======== Material provided

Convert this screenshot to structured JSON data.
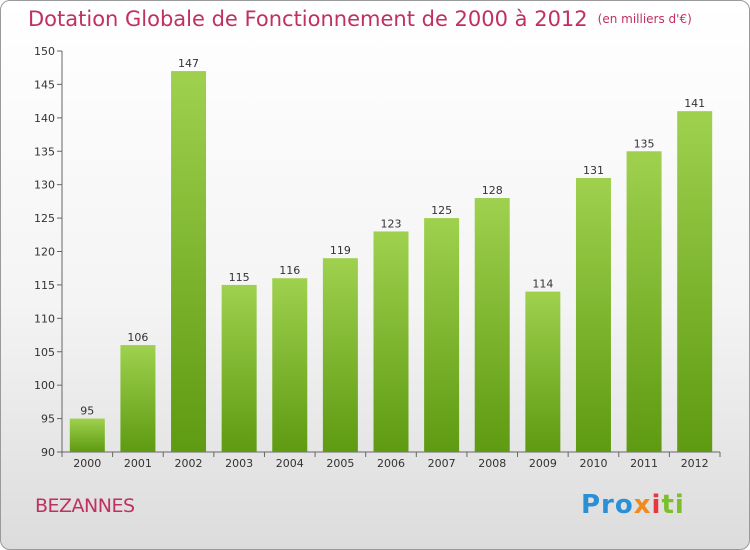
{
  "title": {
    "main": "Dotation Globale de Fonctionnement de 2000 à 2012",
    "unit": "(en milliers d'€)"
  },
  "commune": "BEZANNES",
  "logo": {
    "text": "Proxiti"
  },
  "colors": {
    "accent": "#c03060",
    "bar_light": "#9fd14e",
    "bar_dark": "#5e9a12"
  },
  "chart_data": {
    "type": "bar",
    "categories": [
      "2000",
      "2001",
      "2002",
      "2003",
      "2004",
      "2005",
      "2006",
      "2007",
      "2008",
      "2009",
      "2010",
      "2011",
      "2012"
    ],
    "values": [
      95,
      106,
      147,
      115,
      116,
      119,
      123,
      125,
      128,
      114,
      131,
      135,
      141
    ],
    "ylim": [
      90,
      150
    ],
    "yticks": [
      90,
      95,
      100,
      105,
      110,
      115,
      120,
      125,
      130,
      135,
      140,
      145,
      150
    ],
    "grid": false,
    "legend": "none"
  }
}
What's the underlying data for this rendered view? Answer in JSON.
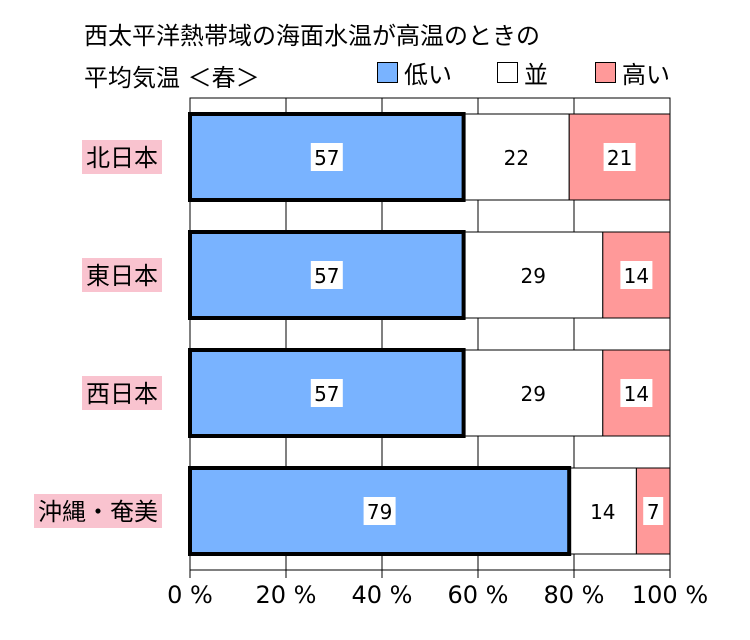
{
  "chart_data": {
    "type": "bar",
    "orientation": "horizontal",
    "stacked": true,
    "title": "西太平洋熱帯域の海面水温が高温のときの",
    "subtitle": "平均気温 ＜春＞",
    "categories": [
      "北日本",
      "東日本",
      "西日本",
      "沖縄・奄美"
    ],
    "series": [
      {
        "name": "低い",
        "color": "#79b3ff",
        "values": [
          57,
          57,
          57,
          79
        ]
      },
      {
        "name": "並",
        "color": "#ffffff",
        "values": [
          22,
          29,
          29,
          14
        ]
      },
      {
        "name": "高い",
        "color": "#ff9999",
        "values": [
          21,
          14,
          14,
          7
        ]
      }
    ],
    "xlim": [
      0,
      100
    ],
    "x_ticks": [
      "0 %",
      "20 %",
      "40 %",
      "60 %",
      "80 %",
      "100 %"
    ],
    "grid": true,
    "legend_placement": "top-right",
    "category_label_bg": "#f9c3cf"
  }
}
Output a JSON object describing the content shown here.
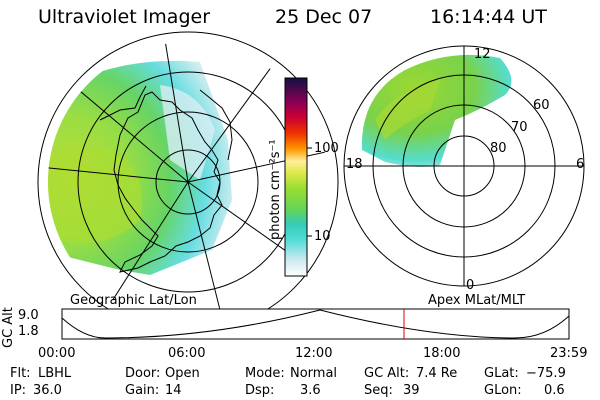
{
  "header": {
    "title": "Ultraviolet Imager",
    "date": "25 Dec 07",
    "time": "16:14:44 UT"
  },
  "colorbar": {
    "unit_label": "photon cm⁻²s⁻¹",
    "ticks": [
      "100",
      "10"
    ]
  },
  "left_map": {
    "caption": "Geographic Lat/Lon"
  },
  "right_map": {
    "caption": "Apex MLat/MLT",
    "mlt_labels": [
      "12",
      "18",
      "6",
      "0"
    ],
    "lat_labels": [
      "60",
      "70",
      "80"
    ]
  },
  "altitude_plot": {
    "ylabel": "GC Alt",
    "yticks": [
      "9.0",
      "1.8"
    ],
    "xticks": [
      "00:00",
      "06:00",
      "12:00",
      "18:00",
      "23:59"
    ]
  },
  "status": {
    "row1": [
      {
        "label": "Flt:",
        "value": "LBHL"
      },
      {
        "label": "Door:",
        "value": "Open"
      },
      {
        "label": "Mode:",
        "value": "Normal"
      },
      {
        "label": "GC Alt:",
        "value": "7.4 Re"
      },
      {
        "label": "GLat:",
        "value": "−75.9"
      }
    ],
    "row2": [
      {
        "label": "IP:",
        "value": "36.0"
      },
      {
        "label": "Gain:",
        "value": "14"
      },
      {
        "label": "Dsp:",
        "value": "3.6"
      },
      {
        "label": "Seq:",
        "value": "39"
      },
      {
        "label": "GLon:",
        "value": "0.6"
      }
    ]
  }
}
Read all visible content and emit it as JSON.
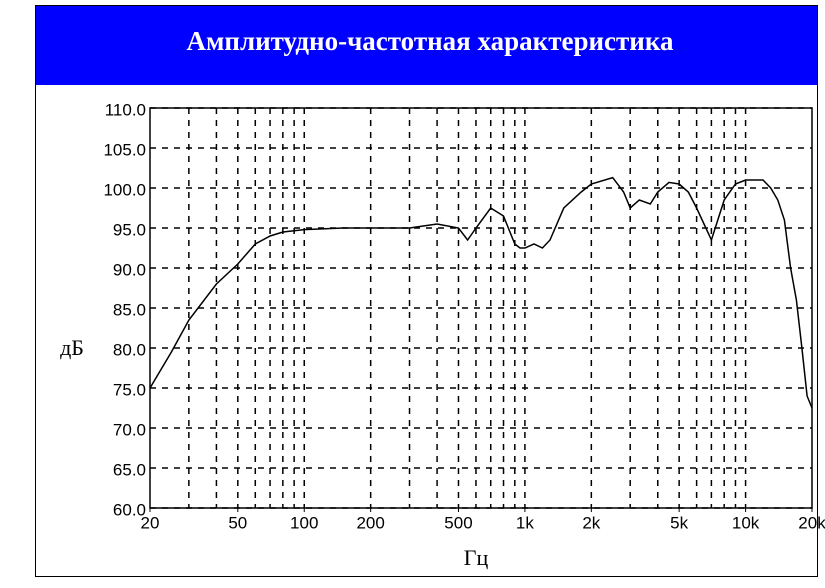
{
  "chart_data": {
    "type": "line",
    "title": "Амплитудно-частотная характеристика",
    "x_label": "Гц",
    "y_label": "дБ",
    "xscale": "log",
    "grid": true,
    "color": "#000000",
    "xlim": [
      20,
      20000
    ],
    "ylim": [
      60,
      110
    ],
    "xticks": [
      20,
      50,
      100,
      200,
      500,
      {
        "value": 1000,
        "label": "1k"
      },
      {
        "value": 2000,
        "label": "2k"
      },
      {
        "value": 5000,
        "label": "5k"
      },
      {
        "value": 10000,
        "label": "10k"
      },
      {
        "value": 20000,
        "label": "20k"
      }
    ],
    "x_grid": [
      30,
      40,
      50,
      60,
      70,
      80,
      90,
      100,
      200,
      300,
      400,
      500,
      600,
      700,
      800,
      900,
      1000,
      2000,
      3000,
      4000,
      5000,
      6000,
      7000,
      8000,
      9000,
      10000
    ],
    "yticks": [
      {
        "value": 60,
        "label": "60.0"
      },
      {
        "value": 65,
        "label": "65.0"
      },
      {
        "value": 70,
        "label": "70.0"
      },
      {
        "value": 75,
        "label": "75.0"
      },
      {
        "value": 80,
        "label": "80.0"
      },
      {
        "value": 85,
        "label": "85.0"
      },
      {
        "value": 90,
        "label": "90.0"
      },
      {
        "value": 95,
        "label": "95.0"
      },
      {
        "value": 100,
        "label": "100.0"
      },
      {
        "value": 105,
        "label": "105.0"
      },
      {
        "value": 110,
        "label": "110.0"
      }
    ],
    "x": [
      20,
      25,
      30,
      40,
      50,
      60,
      70,
      80,
      100,
      150,
      200,
      300,
      400,
      500,
      550,
      600,
      700,
      800,
      900,
      950,
      1000,
      1100,
      1200,
      1300,
      1500,
      1800,
      2000,
      2500,
      2800,
      3000,
      3300,
      3700,
      4000,
      4500,
      5000,
      5500,
      6000,
      7000,
      8000,
      9000,
      10000,
      11000,
      12000,
      13000,
      14000,
      15000,
      16000,
      17000,
      18000,
      19000,
      20000
    ],
    "values": [
      75,
      79.5,
      83.5,
      88,
      90.5,
      93,
      94,
      94.5,
      94.8,
      95,
      95,
      95,
      95.5,
      95,
      93.5,
      95,
      97.5,
      96.5,
      93,
      92.5,
      92.5,
      93,
      92.5,
      93.5,
      97.5,
      99.5,
      100.5,
      101.3,
      99.5,
      97.5,
      98.5,
      98,
      99.5,
      100.7,
      100.5,
      99.5,
      97.5,
      93.5,
      98.5,
      100.5,
      101,
      101,
      101,
      100,
      98.5,
      96,
      90,
      86,
      80,
      74,
      72.5
    ]
  }
}
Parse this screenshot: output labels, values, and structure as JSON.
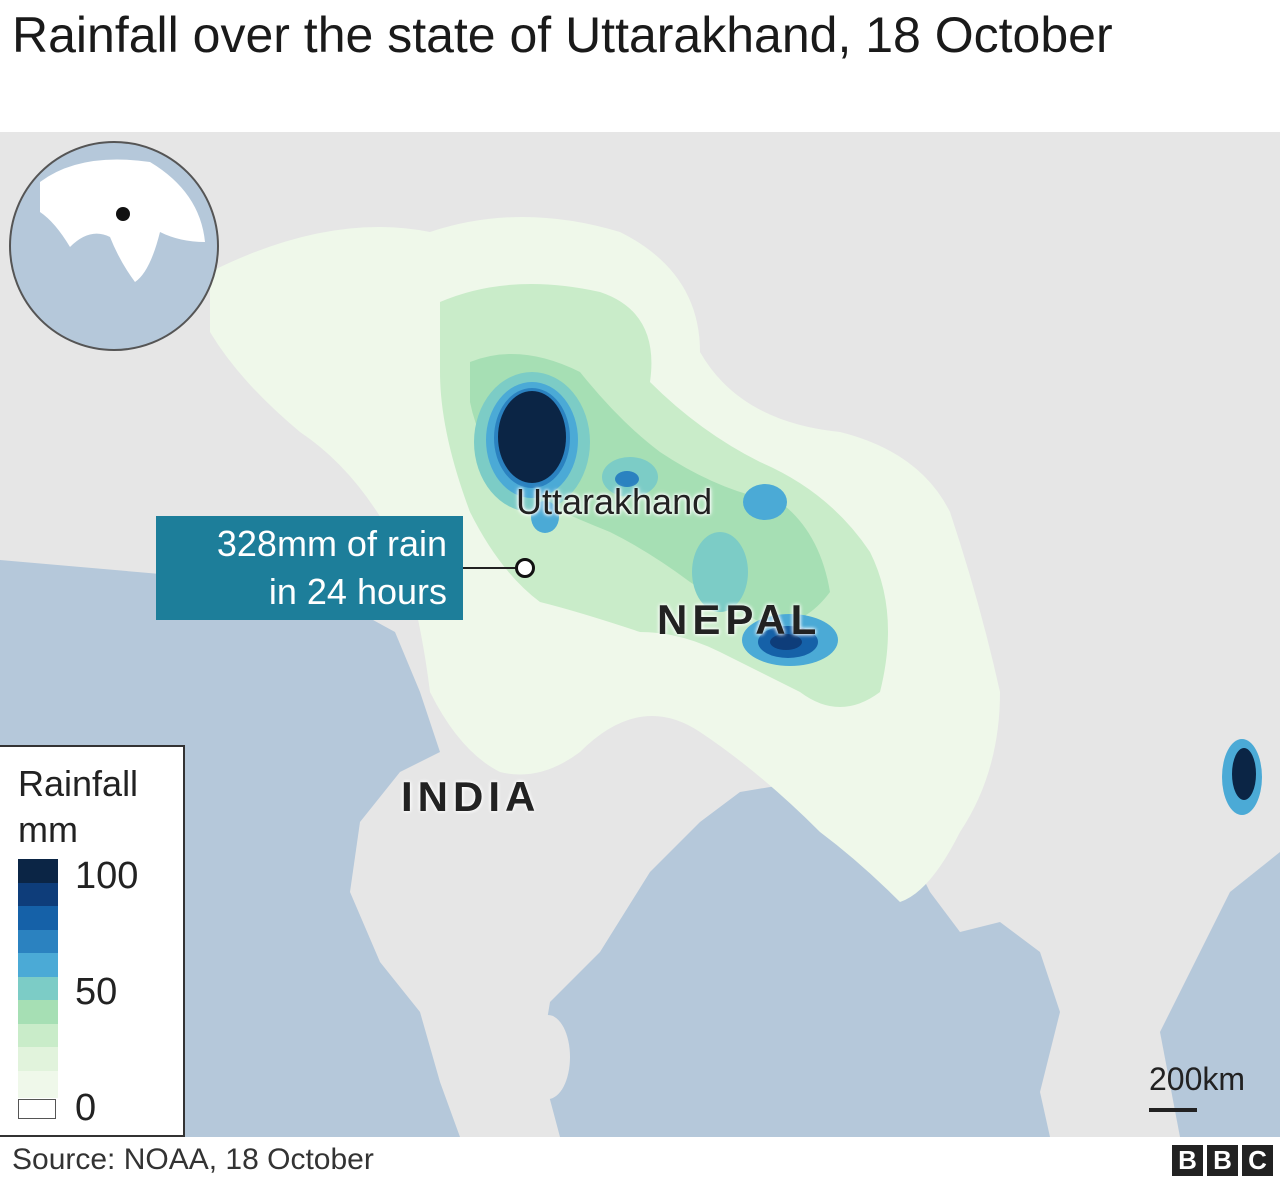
{
  "title": "Rainfall over the state of Uttarakhand, 18 October",
  "labels": {
    "state": "Uttarakhand",
    "callout_line1": "328mm of rain",
    "callout_line2": "in 24 hours",
    "country_nepal": "NEPAL",
    "country_india": "INDIA"
  },
  "legend": {
    "title_line1": "Rainfall",
    "title_line2": "mm",
    "tick_top": "100",
    "tick_mid": "50",
    "tick_low": "0",
    "colors": [
      "#0b2545",
      "#0e3d7a",
      "#1561a8",
      "#2b82c0",
      "#4baad6",
      "#7cccc6",
      "#a6dfb4",
      "#c9ecc9",
      "#e1f3dc",
      "#eff8ea"
    ]
  },
  "scale_bar": "200km",
  "source": "Source: NOAA, 18 October",
  "logo": "BBC",
  "colors": {
    "land": "#e6e6e6",
    "sea": "#b5c8da",
    "callout": "#1d7e9a",
    "max_rain": "#0b2545"
  }
}
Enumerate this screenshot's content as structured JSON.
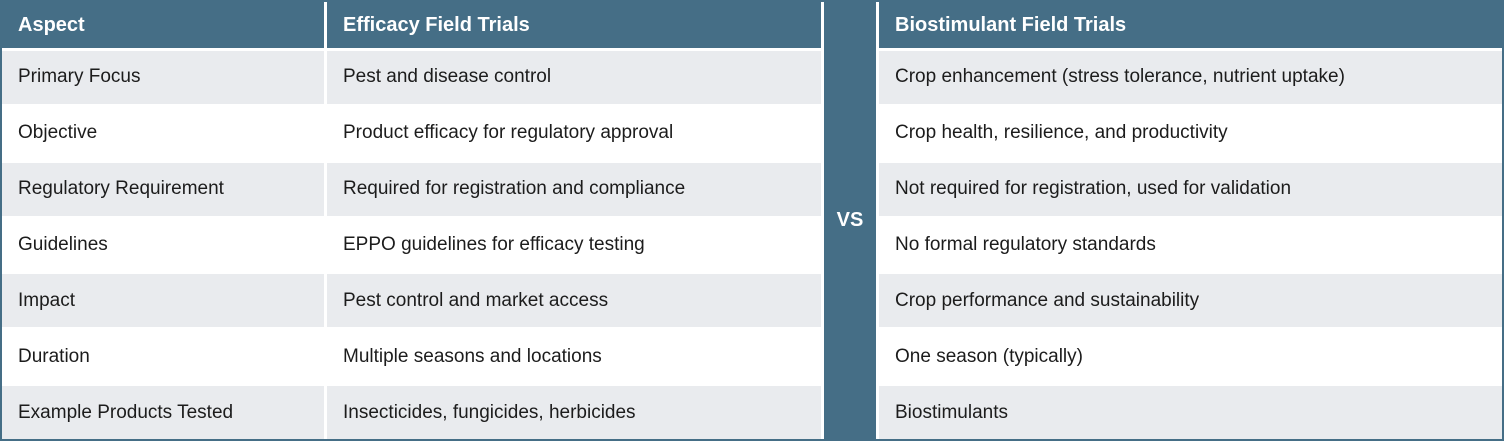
{
  "colors": {
    "header_bg": "#456e86",
    "row_alt_bg": "#e9ebee",
    "row_bg": "#ffffff",
    "header_text": "#ffffff",
    "body_text": "#1c1c1c"
  },
  "table": {
    "headers": {
      "aspect": "Aspect",
      "efficacy": "Efficacy Field Trials",
      "biostimulant": "Biostimulant Field Trials"
    },
    "vs_label": "VS",
    "rows": [
      {
        "aspect": "Primary Focus",
        "efficacy": "Pest and disease control",
        "biostimulant": "Crop enhancement (stress tolerance, nutrient uptake)"
      },
      {
        "aspect": "Objective",
        "efficacy": "Product efficacy for regulatory approval",
        "biostimulant": "Crop health, resilience, and productivity"
      },
      {
        "aspect": "Regulatory Requirement",
        "efficacy": "Required for registration and compliance",
        "biostimulant": "Not required for registration, used for validation"
      },
      {
        "aspect": "Guidelines",
        "efficacy": "EPPO guidelines for efficacy testing",
        "biostimulant": "No formal regulatory standards"
      },
      {
        "aspect": "Impact",
        "efficacy": "Pest control and market access",
        "biostimulant": "Crop performance and sustainability"
      },
      {
        "aspect": "Duration",
        "efficacy": "Multiple seasons and locations",
        "biostimulant": "One season (typically)"
      },
      {
        "aspect": "Example Products Tested",
        "efficacy": "Insecticides, fungicides, herbicides",
        "biostimulant": "Biostimulants"
      }
    ]
  }
}
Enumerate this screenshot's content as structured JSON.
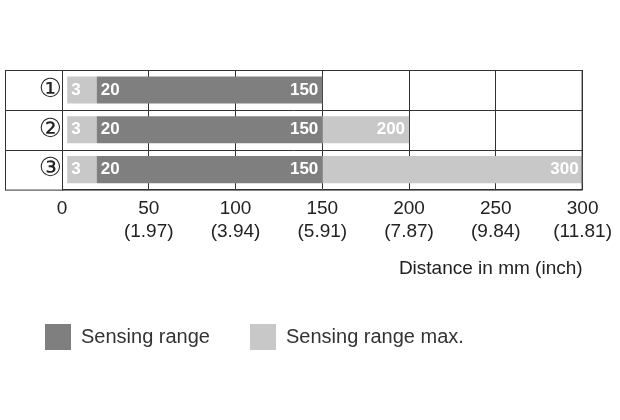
{
  "chart_data": {
    "type": "bar",
    "orientation": "horizontal",
    "categories": [
      "①",
      "②",
      "③"
    ],
    "series": [
      {
        "name": "Sensing range",
        "color": "#7f7f7f",
        "values": [
          [
            [
              20,
              150
            ]
          ],
          [
            [
              20,
              150
            ]
          ],
          [
            [
              20,
              150
            ]
          ]
        ]
      },
      {
        "name": "Sensing range max.",
        "color": "#c8c8c8",
        "values": [
          [
            [
              3,
              20
            ]
          ],
          [
            [
              3,
              20
            ],
            [
              150,
              200
            ]
          ],
          [
            [
              3,
              20
            ],
            [
              150,
              300
            ]
          ]
        ]
      }
    ],
    "x_label": "Distance in mm (inch)",
    "xlim": [
      0,
      300
    ],
    "xticks": [
      0,
      {
        "value": 50,
        "label": "50\n(1.97)"
      },
      {
        "value": 100,
        "label": "100\n(3.94)"
      },
      {
        "value": 150,
        "label": "150\n(5.91)"
      },
      {
        "value": 200,
        "label": "200\n(7.87)"
      },
      {
        "value": 250,
        "label": "250\n(9.84)"
      },
      {
        "value": 300,
        "label": "300\n(11.81)"
      }
    ],
    "grid": true,
    "legend": "bottom left",
    "data_labels": true
  }
}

================

_Work to complete:_ Search the records for the word "control". Copy every line that has it.

_Solution to this task:_
        "efficacy": "Pest and disease control",
        "efficacy": "Pest control and market access",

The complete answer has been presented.